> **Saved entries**
+--

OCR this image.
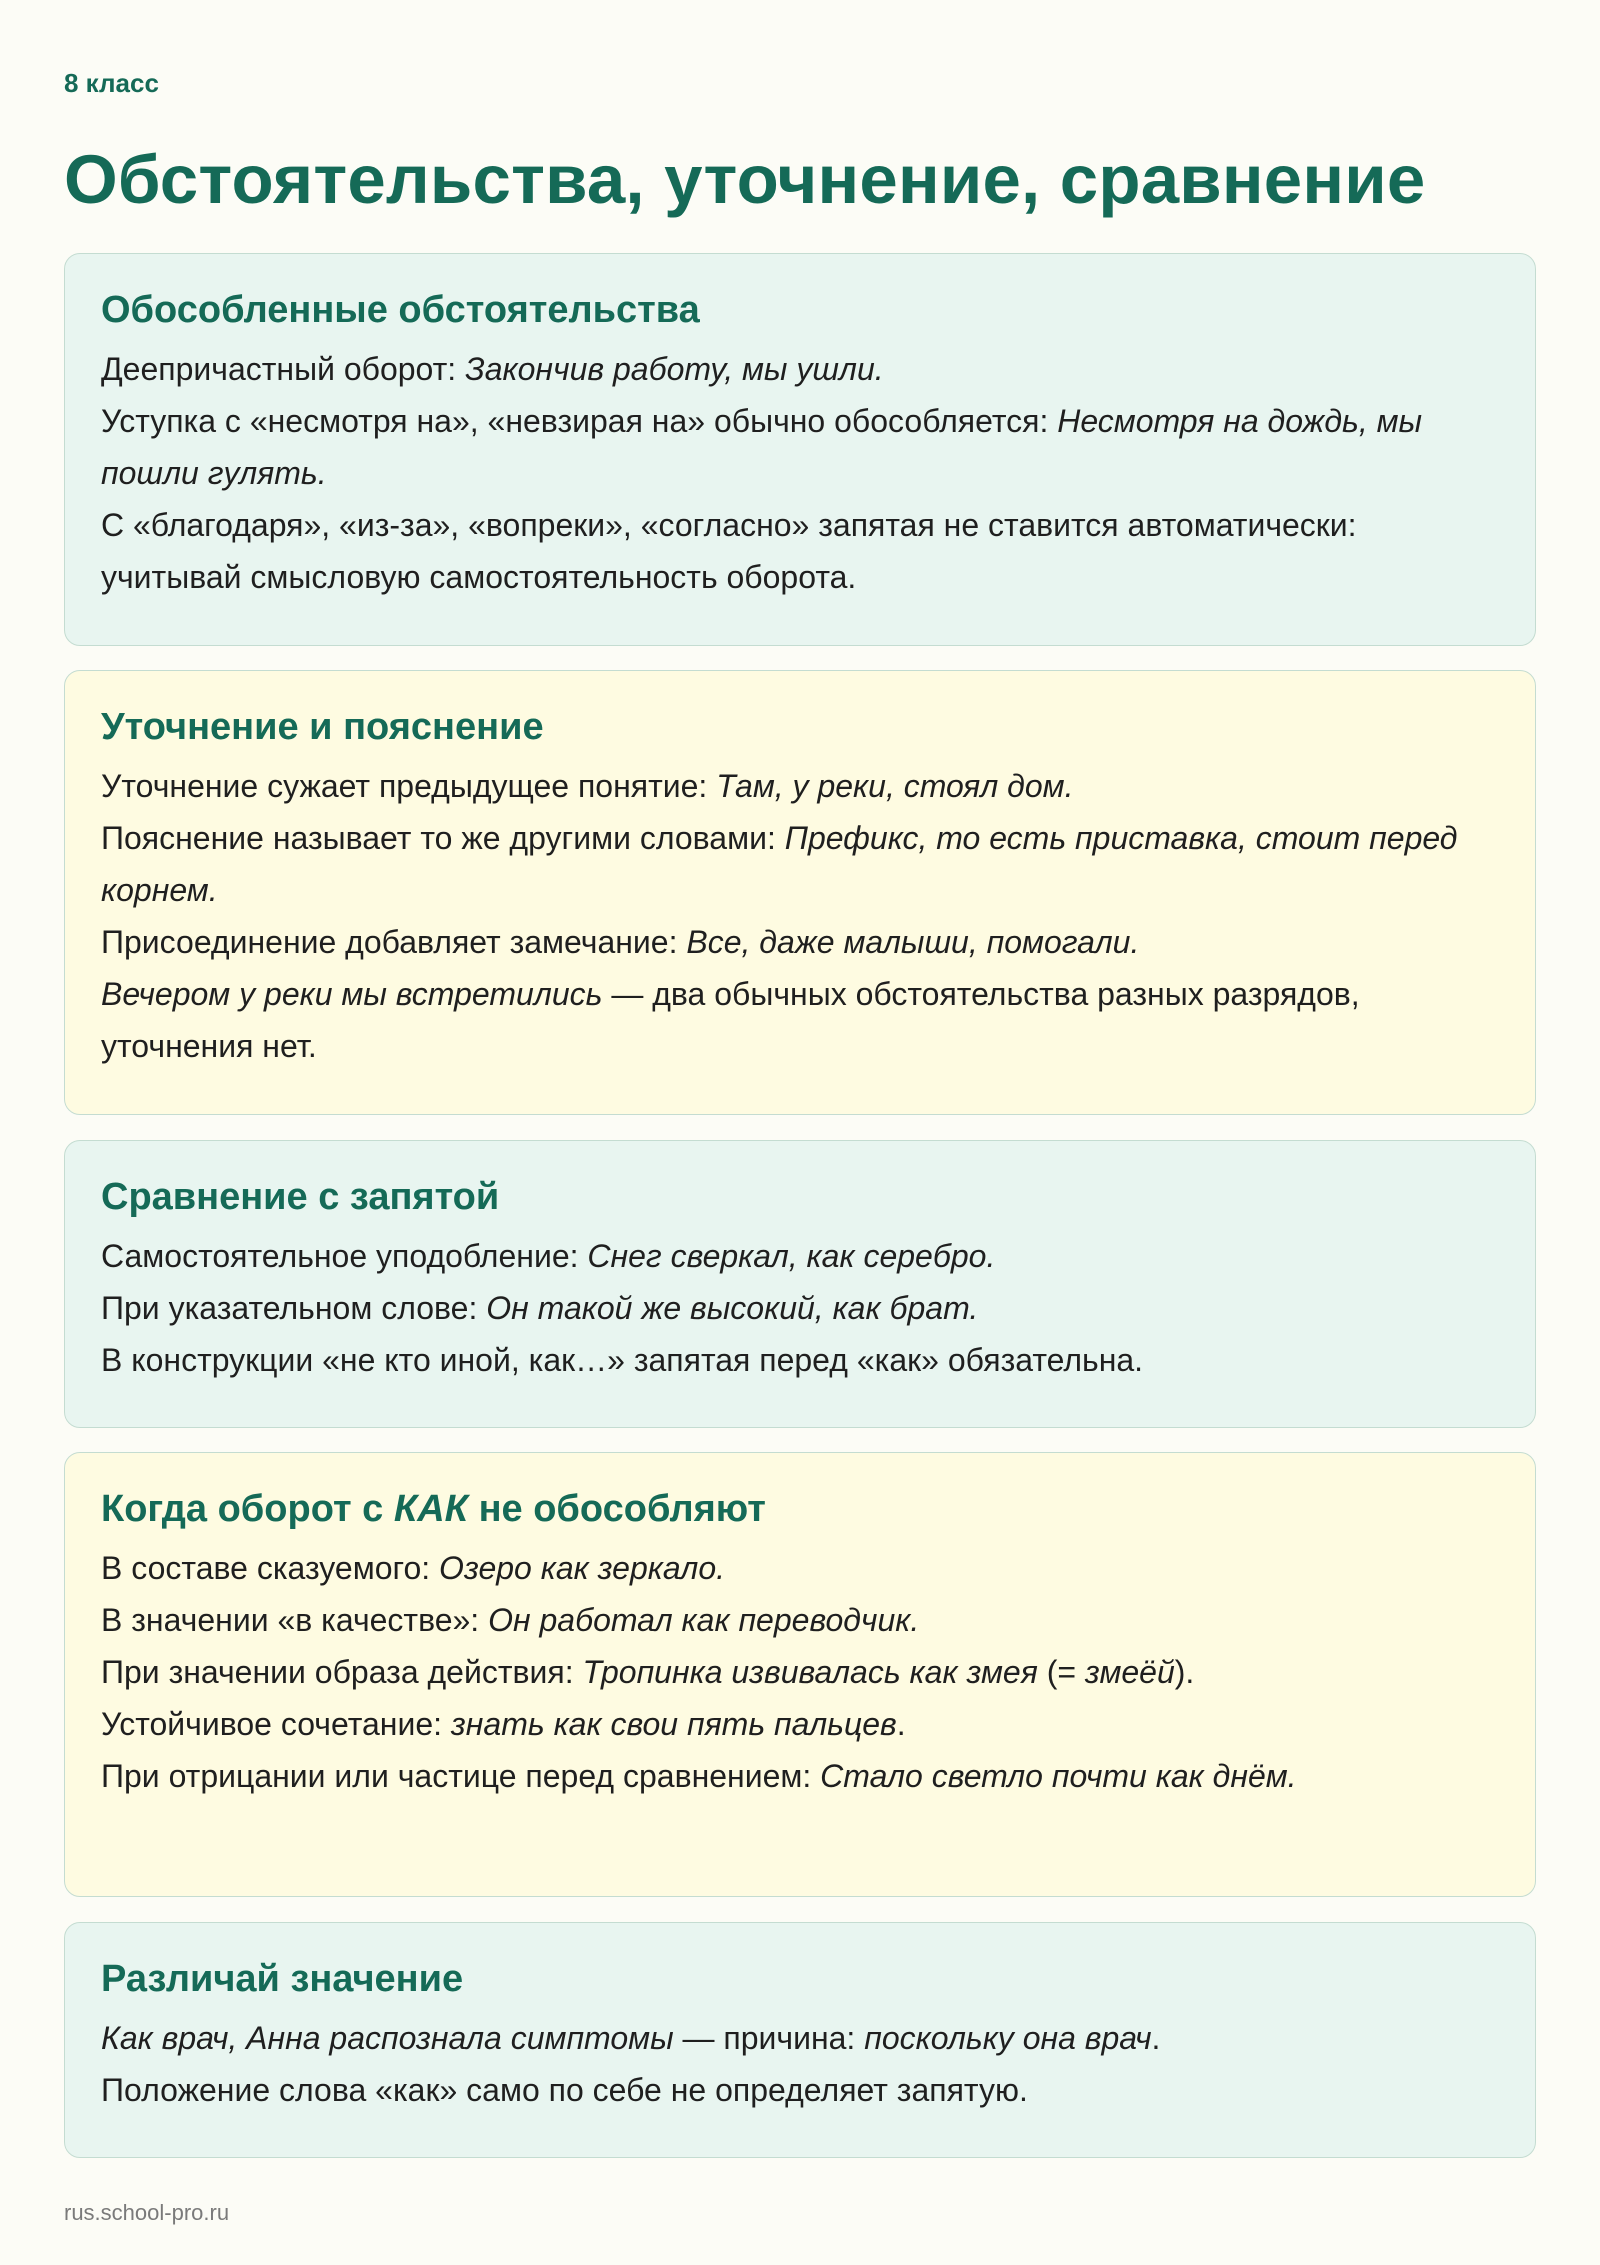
8 класс
Обстоятельства, уточнение, сравнение
Обособленные обстоятельства

Деепричастный оборот: Закончив работу, мы ушли.

Уступка с «несмотря на», «невзирая на» обычно обособляется: Несмотря на дождь, мы пошли гулять.

С «благодаря», «из-за», «вопреки», «согласно» запятая не ставится автоматически: учитывай смысловую самостоятельность оборота.

Уточнение и пояснение

Уточнение сужает предыдущее понятие: Там, у реки, стоял дом.

Пояснение называет то же другими словами: Префикс, то есть приставка, стоит перед корнем.

Присоединение добавляет замечание: Все, даже малыши, помогали.

Вечером у реки мы встретились — два обычных обстоятельства разных разрядов, уточнения нет.

Сравнение с запятой

Самостоятельное уподобление: Снег сверкал, как серебро.

При указательном слове: Он такой же высокий, как брат.

В конструкции «не кто иной, как…» запятая перед «как» обязательна.

Когда оборот с КАК не обособляют

В составе сказуемого: Озеро как зеркало.

В значении «в качестве»: Он работал как переводчик.

При значении образа действия: Тропинка извивалась как змея (= змеёй).

Устойчивое сочетание: знать как свои пять пальцев.

При отрицании или частице перед сравнением: Стало светло почти как днём.

Различай значение

Как врач, Анна распознала симптомы — причина: поскольку она врач.

Положение слова «как» само по себе не определяет запятую.

rus.school-pro.ru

+--

> **What is being asked**
Which lines in the data above contain "запятая"? Show each one.

> **Answer to the task**
С «благодаря», «из-за», «вопреки», «согласно» запятая не ставится автоматически: учитывай смысловую самостоятельность оборота.
В конструкции «не кто иной, как…» запятая перед «как» обязательна.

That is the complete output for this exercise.